Instructions for the task
Write out every line below that includes the word "color".

Listing
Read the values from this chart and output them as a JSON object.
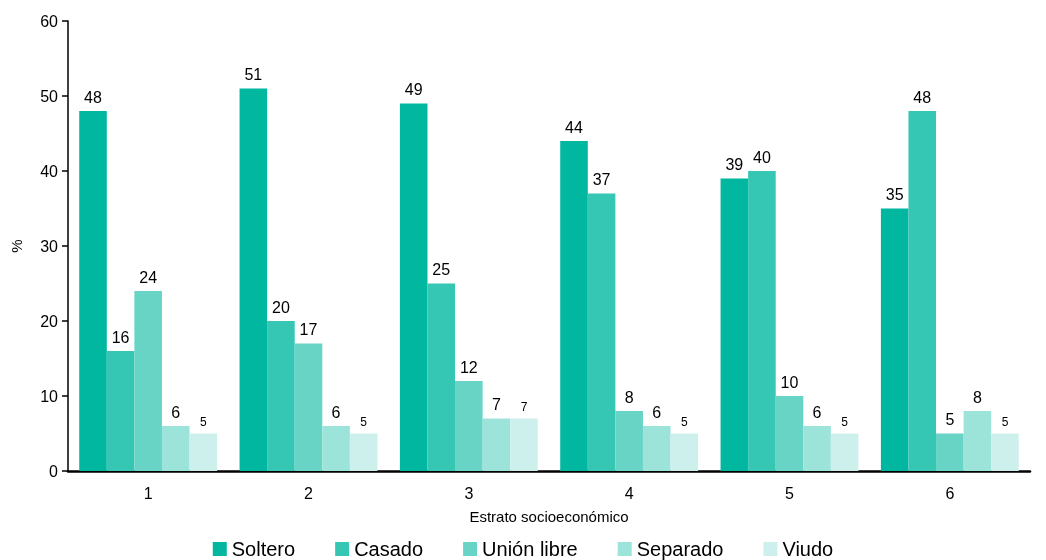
{
  "chart_data": {
    "type": "bar",
    "xlabel": "Estrato socioeconómico",
    "ylabel": "%",
    "categories": [
      "1",
      "2",
      "3",
      "4",
      "5",
      "6"
    ],
    "series": [
      {
        "name": "Soltero",
        "color": "#01b7a0",
        "values": [
          48,
          51,
          49,
          44,
          39,
          35
        ]
      },
      {
        "name": "Casado",
        "color": "#35c6b4",
        "values": [
          16,
          20,
          25,
          37,
          40,
          48
        ]
      },
      {
        "name": "Unión libre",
        "color": "#67d4c6",
        "values": [
          24,
          17,
          12,
          8,
          10,
          5
        ]
      },
      {
        "name": "Separado",
        "color": "#9ce3da",
        "values": [
          6,
          6,
          7,
          6,
          6,
          8
        ]
      },
      {
        "name": "Viudo",
        "color": "#cdf0ec",
        "values": [
          5,
          5,
          7,
          5,
          5,
          5
        ]
      }
    ],
    "ylim": [
      0,
      60
    ],
    "yticks": [
      0,
      10,
      20,
      30,
      40,
      50,
      60
    ],
    "grid": false,
    "legend": "bottom",
    "data_labels": true
  }
}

Finished task
        "color": "#01b7a0",
        "color": "#35c6b4",
        "color": "#67d4c6",
        "color": "#9ce3da",
        "color": "#cdf0ec",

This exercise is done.